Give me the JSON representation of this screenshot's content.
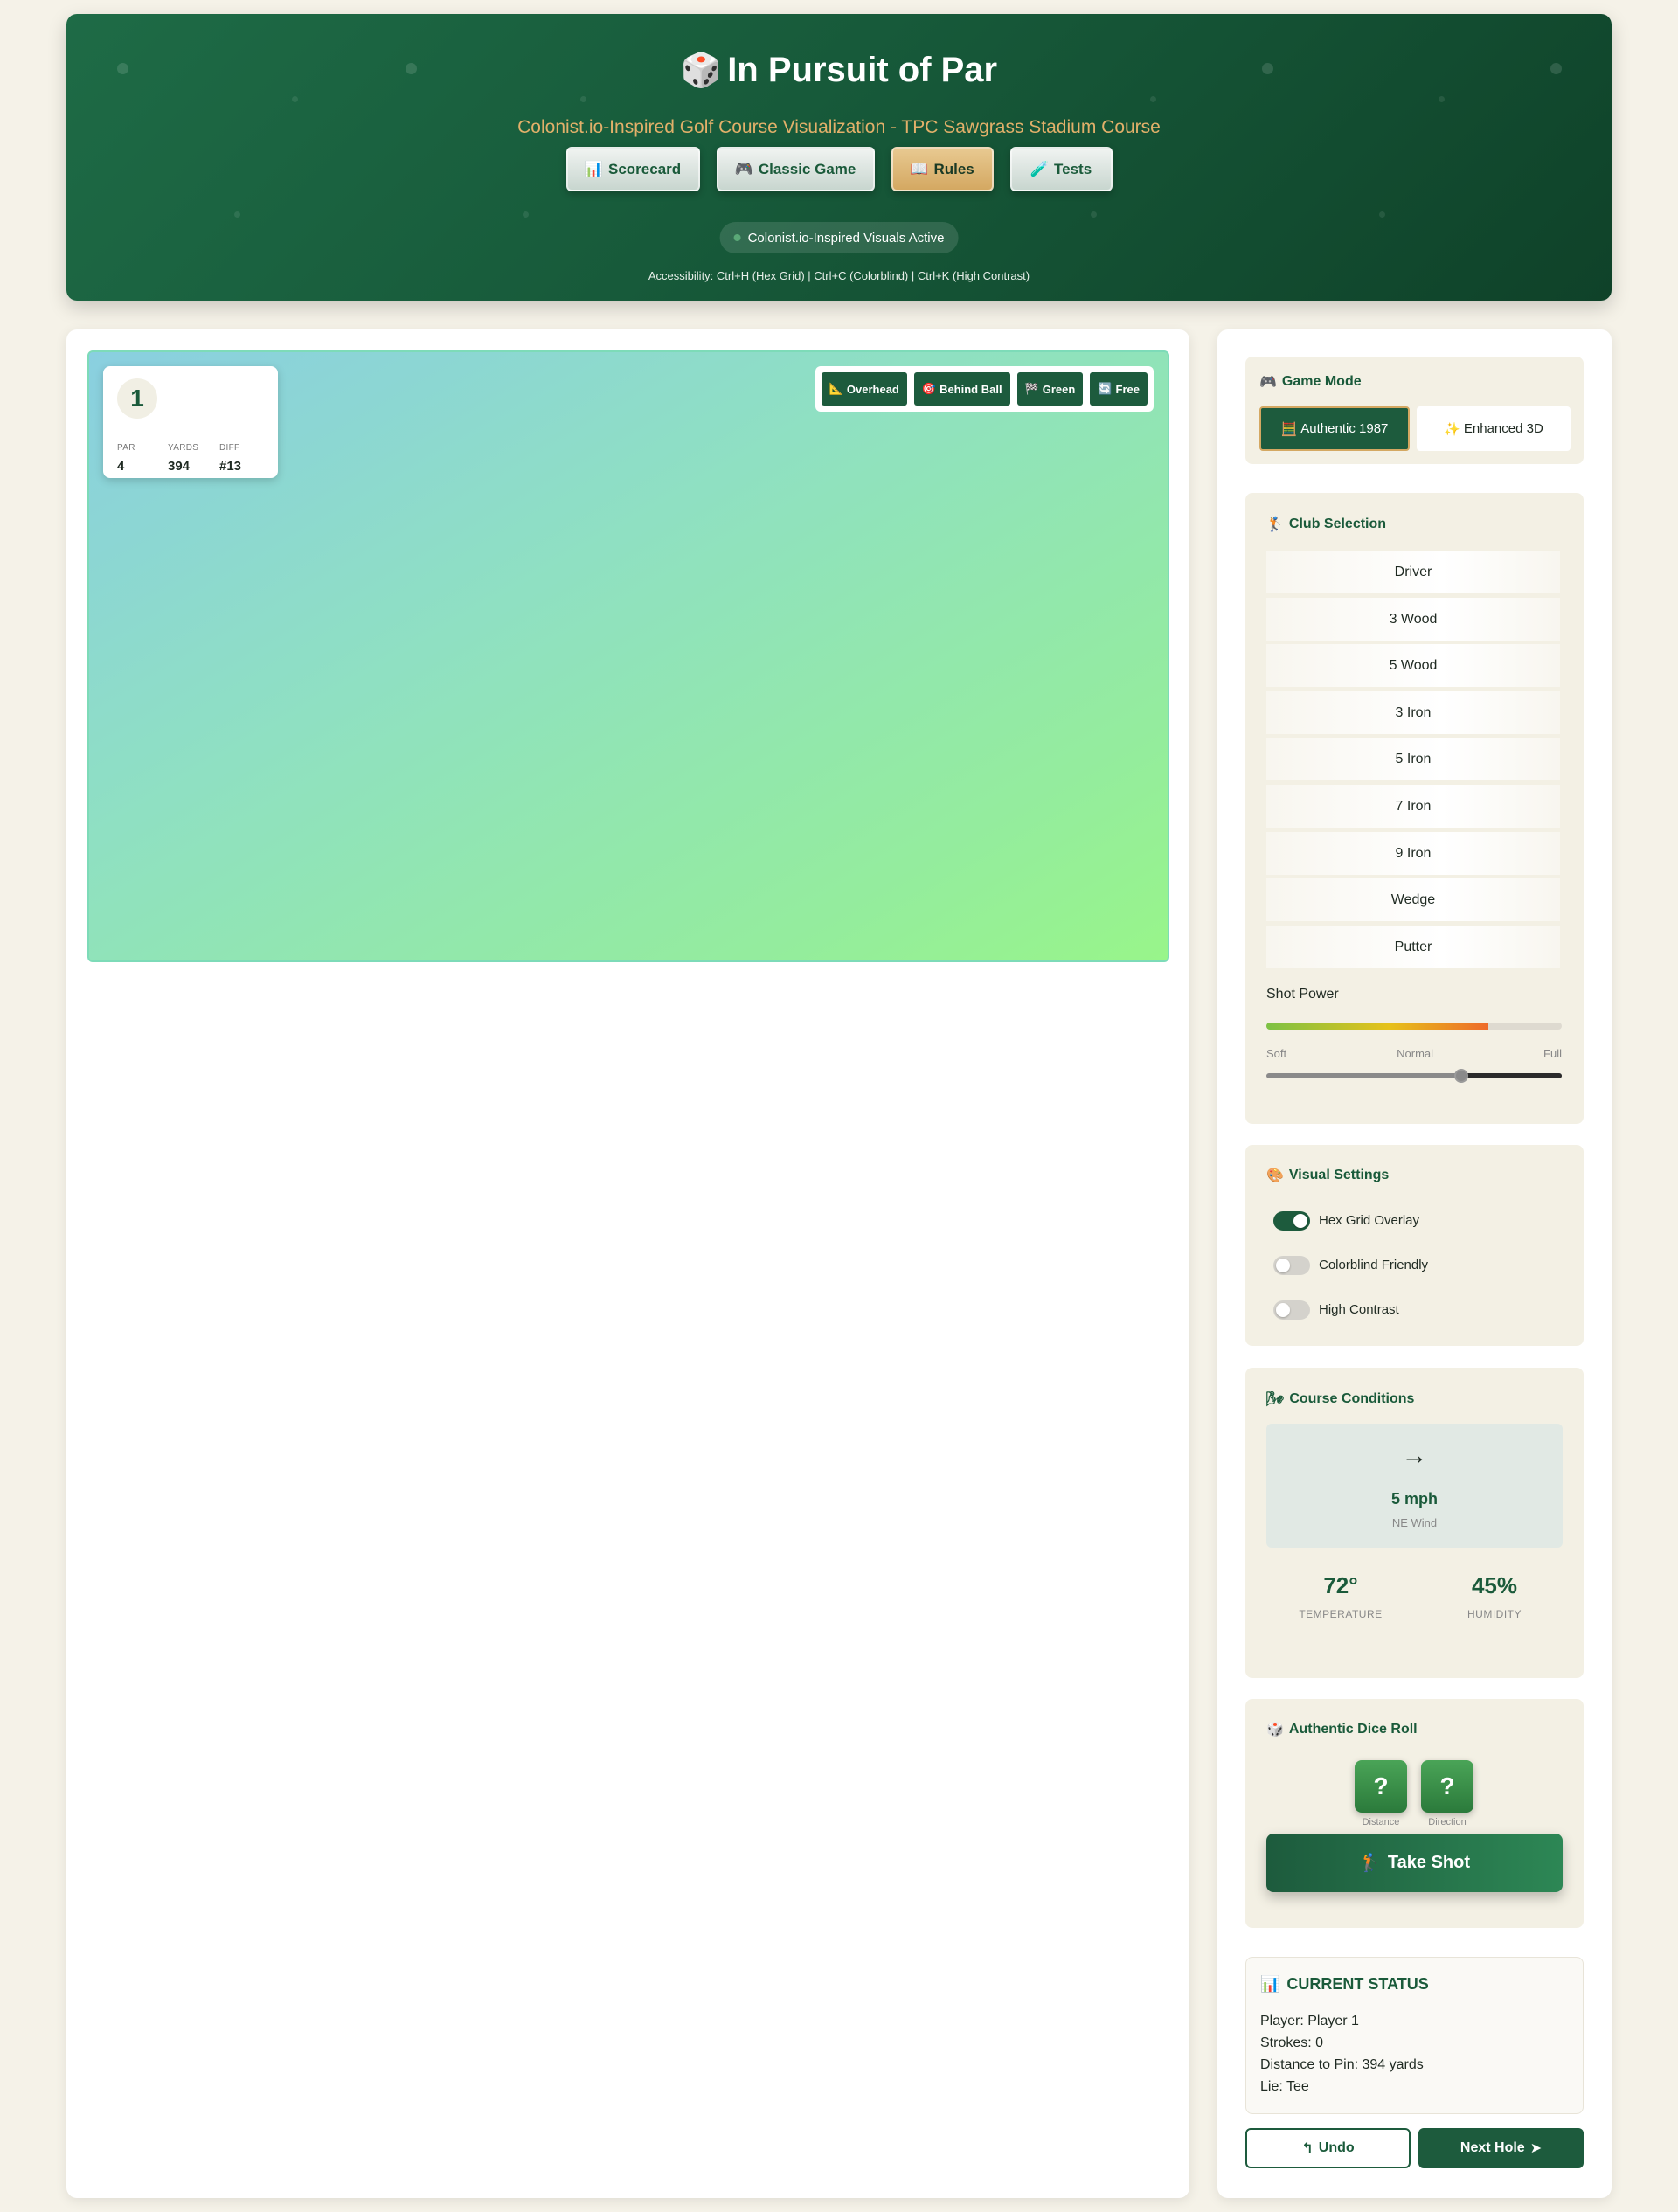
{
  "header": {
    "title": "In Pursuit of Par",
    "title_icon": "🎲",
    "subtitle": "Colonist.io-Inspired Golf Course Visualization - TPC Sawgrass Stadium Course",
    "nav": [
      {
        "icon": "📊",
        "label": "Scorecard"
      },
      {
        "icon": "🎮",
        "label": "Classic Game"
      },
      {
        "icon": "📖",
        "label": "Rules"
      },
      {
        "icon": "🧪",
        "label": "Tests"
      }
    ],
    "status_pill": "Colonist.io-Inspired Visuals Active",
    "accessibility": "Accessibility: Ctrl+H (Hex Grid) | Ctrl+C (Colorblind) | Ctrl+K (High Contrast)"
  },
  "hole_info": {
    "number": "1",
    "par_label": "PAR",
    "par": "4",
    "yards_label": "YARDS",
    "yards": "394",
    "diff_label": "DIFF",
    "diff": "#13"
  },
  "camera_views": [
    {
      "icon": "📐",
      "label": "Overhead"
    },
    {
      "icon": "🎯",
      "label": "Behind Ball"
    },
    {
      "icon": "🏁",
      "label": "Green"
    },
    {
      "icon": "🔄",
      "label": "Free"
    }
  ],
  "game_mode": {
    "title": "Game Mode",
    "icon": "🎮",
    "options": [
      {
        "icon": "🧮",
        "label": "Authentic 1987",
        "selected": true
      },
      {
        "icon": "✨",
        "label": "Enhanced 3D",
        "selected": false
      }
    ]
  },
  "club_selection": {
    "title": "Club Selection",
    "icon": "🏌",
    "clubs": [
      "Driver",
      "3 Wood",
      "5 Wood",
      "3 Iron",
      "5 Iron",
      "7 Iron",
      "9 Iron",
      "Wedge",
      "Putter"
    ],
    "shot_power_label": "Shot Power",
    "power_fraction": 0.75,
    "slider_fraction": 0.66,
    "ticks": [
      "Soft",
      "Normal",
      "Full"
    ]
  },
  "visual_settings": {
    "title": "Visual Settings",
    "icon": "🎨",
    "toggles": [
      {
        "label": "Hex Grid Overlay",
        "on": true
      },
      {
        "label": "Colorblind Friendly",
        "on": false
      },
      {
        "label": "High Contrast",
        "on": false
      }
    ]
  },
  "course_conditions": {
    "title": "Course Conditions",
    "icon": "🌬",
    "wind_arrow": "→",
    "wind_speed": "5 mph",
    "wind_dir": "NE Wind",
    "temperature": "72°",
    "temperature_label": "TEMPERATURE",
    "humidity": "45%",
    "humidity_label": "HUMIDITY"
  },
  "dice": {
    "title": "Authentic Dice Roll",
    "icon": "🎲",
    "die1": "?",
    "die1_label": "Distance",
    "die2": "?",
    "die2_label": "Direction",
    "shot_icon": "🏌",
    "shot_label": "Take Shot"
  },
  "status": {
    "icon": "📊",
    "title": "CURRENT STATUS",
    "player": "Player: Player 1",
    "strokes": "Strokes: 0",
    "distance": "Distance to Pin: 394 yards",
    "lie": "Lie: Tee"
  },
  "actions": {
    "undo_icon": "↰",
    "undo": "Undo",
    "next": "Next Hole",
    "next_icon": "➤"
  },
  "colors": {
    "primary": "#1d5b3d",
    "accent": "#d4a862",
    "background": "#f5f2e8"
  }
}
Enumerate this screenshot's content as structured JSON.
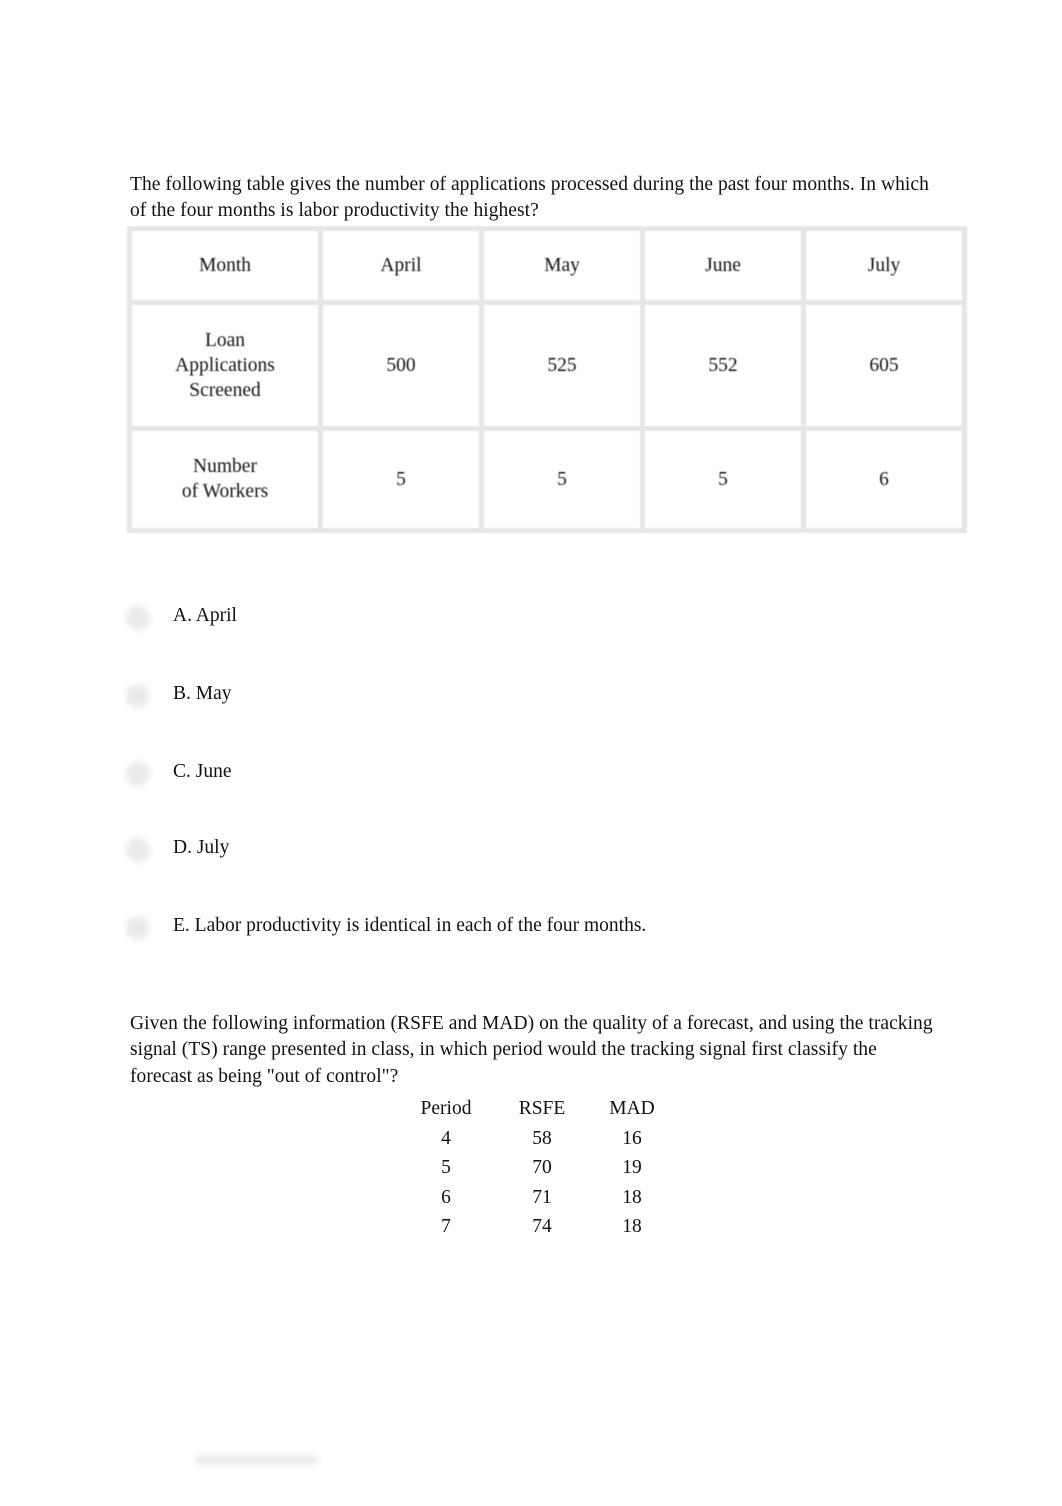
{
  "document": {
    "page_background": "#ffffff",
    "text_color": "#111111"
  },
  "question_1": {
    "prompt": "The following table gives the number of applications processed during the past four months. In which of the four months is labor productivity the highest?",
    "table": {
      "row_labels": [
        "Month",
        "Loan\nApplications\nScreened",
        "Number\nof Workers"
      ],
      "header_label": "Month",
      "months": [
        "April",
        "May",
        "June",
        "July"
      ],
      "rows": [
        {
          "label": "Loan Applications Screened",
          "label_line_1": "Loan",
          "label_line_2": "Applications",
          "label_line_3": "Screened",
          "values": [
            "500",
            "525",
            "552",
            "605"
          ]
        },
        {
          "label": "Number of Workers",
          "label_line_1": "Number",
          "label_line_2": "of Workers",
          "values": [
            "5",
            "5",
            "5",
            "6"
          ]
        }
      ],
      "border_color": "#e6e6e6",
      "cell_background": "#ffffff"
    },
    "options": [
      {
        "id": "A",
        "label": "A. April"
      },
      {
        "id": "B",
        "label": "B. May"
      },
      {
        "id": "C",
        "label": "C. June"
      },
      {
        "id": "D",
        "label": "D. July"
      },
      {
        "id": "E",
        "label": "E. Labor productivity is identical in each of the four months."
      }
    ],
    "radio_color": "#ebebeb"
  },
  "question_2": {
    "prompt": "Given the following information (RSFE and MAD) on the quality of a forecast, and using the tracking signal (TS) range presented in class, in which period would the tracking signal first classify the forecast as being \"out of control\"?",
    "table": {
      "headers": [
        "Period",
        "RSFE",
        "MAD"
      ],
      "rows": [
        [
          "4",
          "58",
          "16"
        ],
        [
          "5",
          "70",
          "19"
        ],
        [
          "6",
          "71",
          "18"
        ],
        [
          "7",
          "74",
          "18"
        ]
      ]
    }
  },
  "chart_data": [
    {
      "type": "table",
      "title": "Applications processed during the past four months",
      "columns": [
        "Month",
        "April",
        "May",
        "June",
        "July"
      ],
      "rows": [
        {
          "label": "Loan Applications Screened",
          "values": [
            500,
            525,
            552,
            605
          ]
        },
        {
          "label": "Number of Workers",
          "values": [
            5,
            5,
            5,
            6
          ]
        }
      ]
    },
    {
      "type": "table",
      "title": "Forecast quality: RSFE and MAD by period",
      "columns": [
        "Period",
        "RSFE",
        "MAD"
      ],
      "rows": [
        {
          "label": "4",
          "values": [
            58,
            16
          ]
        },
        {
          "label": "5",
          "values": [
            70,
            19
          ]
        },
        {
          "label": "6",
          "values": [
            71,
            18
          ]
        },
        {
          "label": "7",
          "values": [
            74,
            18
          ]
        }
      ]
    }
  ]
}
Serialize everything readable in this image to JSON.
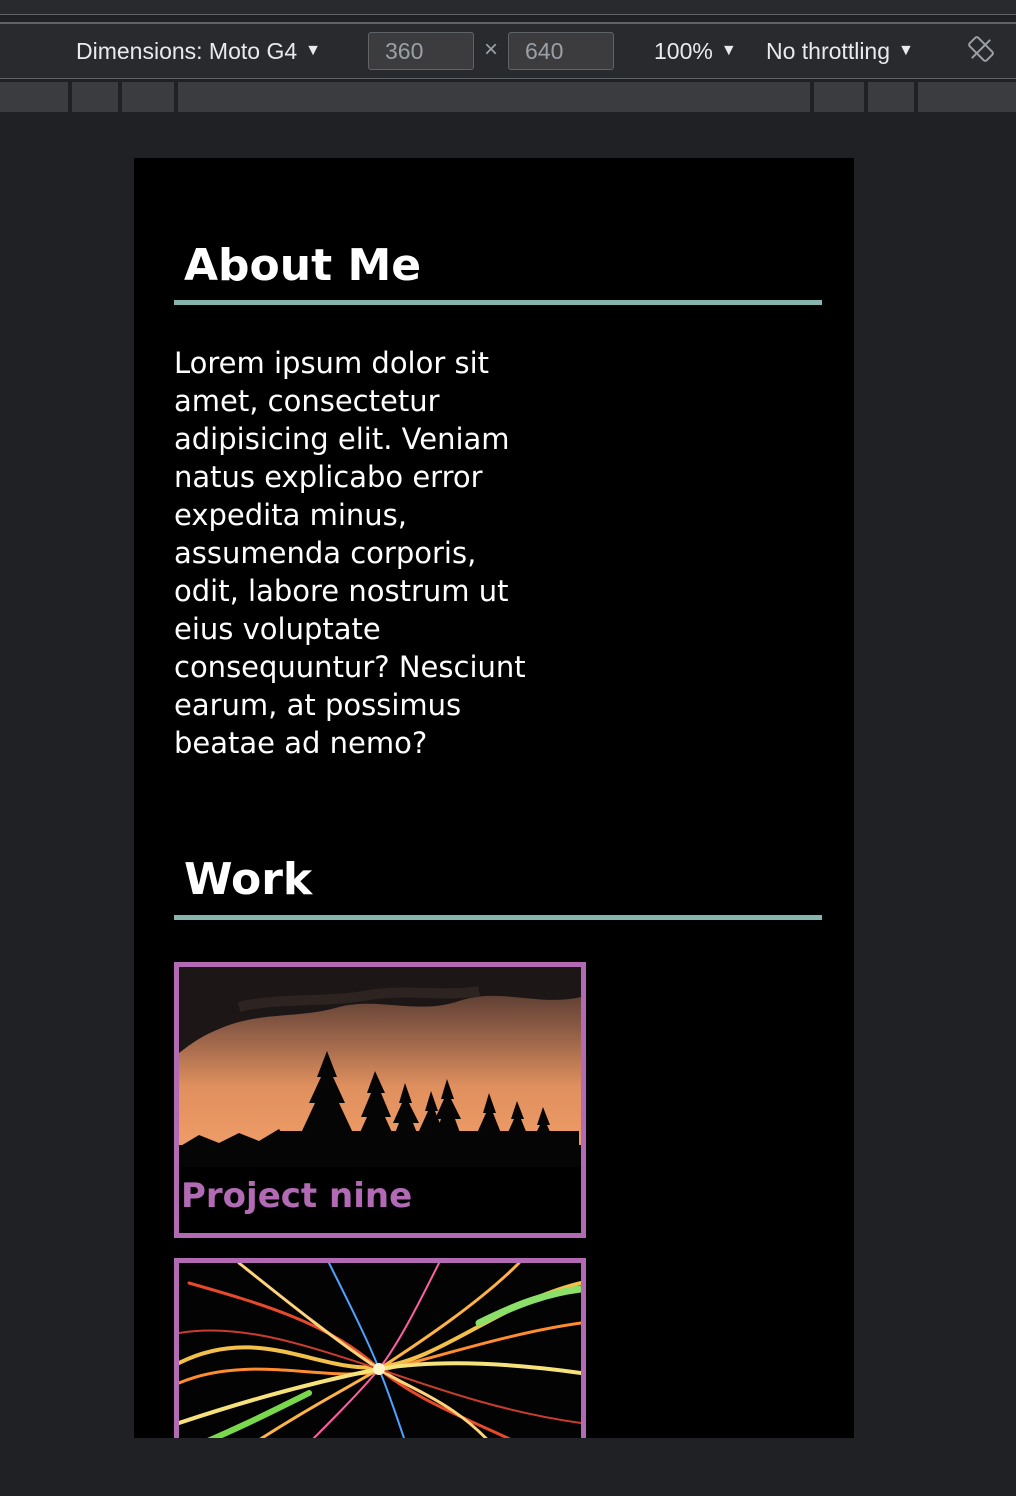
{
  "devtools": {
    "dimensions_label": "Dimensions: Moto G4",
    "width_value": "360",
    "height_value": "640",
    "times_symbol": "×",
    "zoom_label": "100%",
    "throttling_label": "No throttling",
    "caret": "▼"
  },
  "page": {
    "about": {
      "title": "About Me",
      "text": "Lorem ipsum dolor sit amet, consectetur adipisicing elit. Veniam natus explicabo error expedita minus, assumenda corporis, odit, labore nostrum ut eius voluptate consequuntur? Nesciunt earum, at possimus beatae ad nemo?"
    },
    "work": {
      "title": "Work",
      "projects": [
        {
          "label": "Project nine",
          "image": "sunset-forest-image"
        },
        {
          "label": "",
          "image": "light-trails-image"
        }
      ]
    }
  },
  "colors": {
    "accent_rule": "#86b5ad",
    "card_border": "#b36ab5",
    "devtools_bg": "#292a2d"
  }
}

══════════

▸ PROBLEM REQUIREMENTS:
Work out how many lines in the entries hold the string "months". Your answer should consist solely of that number.

▸ FULL RESPONSE:
4